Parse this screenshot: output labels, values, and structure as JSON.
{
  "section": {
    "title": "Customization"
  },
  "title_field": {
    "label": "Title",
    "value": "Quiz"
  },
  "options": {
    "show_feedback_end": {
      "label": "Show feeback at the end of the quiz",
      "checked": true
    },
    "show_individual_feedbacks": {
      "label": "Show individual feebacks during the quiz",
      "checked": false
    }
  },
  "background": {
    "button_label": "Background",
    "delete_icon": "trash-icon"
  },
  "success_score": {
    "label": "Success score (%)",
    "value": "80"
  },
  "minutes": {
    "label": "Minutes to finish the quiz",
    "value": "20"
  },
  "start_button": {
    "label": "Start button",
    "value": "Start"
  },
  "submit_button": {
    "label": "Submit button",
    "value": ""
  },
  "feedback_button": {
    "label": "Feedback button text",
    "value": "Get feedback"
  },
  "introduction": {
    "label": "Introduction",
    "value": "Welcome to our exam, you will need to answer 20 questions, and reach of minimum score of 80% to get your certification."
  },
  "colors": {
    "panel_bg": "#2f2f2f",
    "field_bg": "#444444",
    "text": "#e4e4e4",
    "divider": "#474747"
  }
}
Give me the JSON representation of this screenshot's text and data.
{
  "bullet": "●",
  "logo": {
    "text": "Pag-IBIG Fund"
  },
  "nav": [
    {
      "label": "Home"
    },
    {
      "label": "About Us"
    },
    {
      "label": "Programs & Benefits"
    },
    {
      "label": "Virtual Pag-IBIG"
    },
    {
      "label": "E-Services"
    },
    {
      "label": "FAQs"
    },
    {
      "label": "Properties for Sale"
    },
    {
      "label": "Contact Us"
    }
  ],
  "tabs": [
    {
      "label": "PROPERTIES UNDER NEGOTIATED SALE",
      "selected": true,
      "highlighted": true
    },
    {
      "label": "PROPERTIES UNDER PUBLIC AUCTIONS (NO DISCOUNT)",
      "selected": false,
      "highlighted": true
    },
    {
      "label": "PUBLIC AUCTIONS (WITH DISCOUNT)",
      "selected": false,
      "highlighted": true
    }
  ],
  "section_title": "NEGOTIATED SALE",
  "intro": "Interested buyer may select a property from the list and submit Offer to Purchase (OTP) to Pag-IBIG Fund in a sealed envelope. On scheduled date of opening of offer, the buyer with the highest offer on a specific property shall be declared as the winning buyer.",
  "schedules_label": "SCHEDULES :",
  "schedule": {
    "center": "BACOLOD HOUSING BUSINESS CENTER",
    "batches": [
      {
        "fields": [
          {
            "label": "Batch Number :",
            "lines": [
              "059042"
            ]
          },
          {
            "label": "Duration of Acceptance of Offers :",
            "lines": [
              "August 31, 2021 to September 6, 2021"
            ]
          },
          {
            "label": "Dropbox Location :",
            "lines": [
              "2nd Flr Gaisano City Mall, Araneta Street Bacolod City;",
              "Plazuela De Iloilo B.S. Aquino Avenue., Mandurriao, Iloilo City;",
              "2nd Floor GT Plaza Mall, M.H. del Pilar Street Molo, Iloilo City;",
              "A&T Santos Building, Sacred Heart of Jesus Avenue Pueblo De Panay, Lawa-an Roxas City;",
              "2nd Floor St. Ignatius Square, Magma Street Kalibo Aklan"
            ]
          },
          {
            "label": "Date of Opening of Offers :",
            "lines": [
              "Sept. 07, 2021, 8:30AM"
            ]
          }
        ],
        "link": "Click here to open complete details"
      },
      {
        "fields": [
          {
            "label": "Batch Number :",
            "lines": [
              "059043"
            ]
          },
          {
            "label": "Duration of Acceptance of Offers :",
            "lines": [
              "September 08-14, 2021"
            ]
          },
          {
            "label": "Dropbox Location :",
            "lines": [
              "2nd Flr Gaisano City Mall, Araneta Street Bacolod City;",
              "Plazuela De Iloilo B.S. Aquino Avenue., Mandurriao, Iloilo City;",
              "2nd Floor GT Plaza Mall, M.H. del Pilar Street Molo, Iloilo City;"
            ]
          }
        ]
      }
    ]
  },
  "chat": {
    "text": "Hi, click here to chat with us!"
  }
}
------------------------------------
> [Exercise directions]: Extract every line above exactly as it stands.

> [Solution to this task]:
Parse this screenshot: output labels, values, and structure as JSON.
{
  "section": {
    "title": "Customization"
  },
  "title_field": {
    "label": "Title",
    "value": "Quiz"
  },
  "options": {
    "show_feedback_end": {
      "label": "Show feeback at the end of the quiz",
      "checked": true
    },
    "show_individual_feedbacks": {
      "label": "Show individual feebacks during the quiz",
      "checked": false
    }
  },
  "background": {
    "button_label": "Background",
    "delete_icon": "trash-icon"
  },
  "success_score": {
    "label": "Success score (%)",
    "value": "80"
  },
  "minutes": {
    "label": "Minutes to finish the quiz",
    "value": "20"
  },
  "start_button": {
    "label": "Start button",
    "value": "Start"
  },
  "submit_button": {
    "label": "Submit button",
    "value": ""
  },
  "feedback_button": {
    "label": "Feedback button text",
    "value": "Get feedback"
  },
  "introduction": {
    "label": "Introduction",
    "value": "Welcome to our exam, you will need to answer 20 questions, and reach of minimum score of 80% to get your certification."
  },
  "colors": {
    "panel_bg": "#2f2f2f",
    "field_bg": "#444444",
    "text": "#e4e4e4",
    "divider": "#474747"
  }
}
Give me the JSON representation of this screenshot's text and data.
{
  "bullet": "●",
  "logo": {
    "text": "Pag-IBIG Fund"
  },
  "nav": [
    {
      "label": "Home"
    },
    {
      "label": "About Us"
    },
    {
      "label": "Programs & Benefits"
    },
    {
      "label": "Virtual Pag-IBIG"
    },
    {
      "label": "E-Services"
    },
    {
      "label": "FAQs"
    },
    {
      "label": "Properties for Sale"
    },
    {
      "label": "Contact Us"
    }
  ],
  "tabs": [
    {
      "label": "PROPERTIES UNDER NEGOTIATED SALE",
      "selected": true,
      "highlighted": true
    },
    {
      "label": "PROPERTIES UNDER PUBLIC AUCTIONS (NO DISCOUNT)",
      "selected": false,
      "highlighted": true
    },
    {
      "label": "PUBLIC AUCTIONS (WITH DISCOUNT)",
      "selected": false,
      "highlighted": true
    }
  ],
  "section_title": "NEGOTIATED SALE",
  "intro": "Interested buyer may select a property from the list and submit Offer to Purchase (OTP) to Pag-IBIG Fund in a sealed envelope. On scheduled date of opening of offer, the buyer with the highest offer on a specific property shall be declared as the winning buyer.",
  "schedules_label": "SCHEDULES :",
  "schedule": {
    "center": "BACOLOD HOUSING BUSINESS CENTER",
    "batches": [
      {
        "fields": [
          {
            "label": "Batch Number :",
            "lines": [
              "059042"
            ]
          },
          {
            "label": "Duration of Acceptance of Offers :",
            "lines": [
              "August 31, 2021 to September 6, 2021"
            ]
          },
          {
            "label": "Dropbox Location :",
            "lines": [
              "2nd Flr Gaisano City Mall, Araneta Street Bacolod City;",
              "Plazuela De Iloilo B.S. Aquino Avenue., Mandurriao, Iloilo City;",
              "2nd Floor GT Plaza Mall, M.H. del Pilar Street Molo, Iloilo City;",
              "A&T Santos Building, Sacred Heart of Jesus Avenue Pueblo De Panay, Lawa-an Roxas City;",
              "2nd Floor St. Ignatius Square, Magma Street Kalibo Aklan"
            ]
          },
          {
            "label": "Date of Opening of Offers :",
            "lines": [
              "Sept. 07, 2021, 8:30AM"
            ]
          }
        ],
        "link": "Click here to open complete details"
      },
      {
        "fields": [
          {
            "label": "Batch Number :",
            "lines": [
              "059043"
            ]
          },
          {
            "label": "Duration of Acceptance of Offers :",
            "lines": [
              "September 08-14, 2021"
            ]
          },
          {
            "label": "Dropbox Location :",
            "lines": [
              "2nd Flr Gaisano City Mall, Araneta Street Bacolod City;",
              "Plazuela De Iloilo B.S. Aquino Avenue., Mandurriao, Iloilo City;",
              "2nd Floor GT Plaza Mall, M.H. del Pilar Street Molo, Iloilo City;"
            ]
          }
        ]
      }
    ]
  },
  "chat": {
    "text": "Hi, click here to chat with us!"
  }
}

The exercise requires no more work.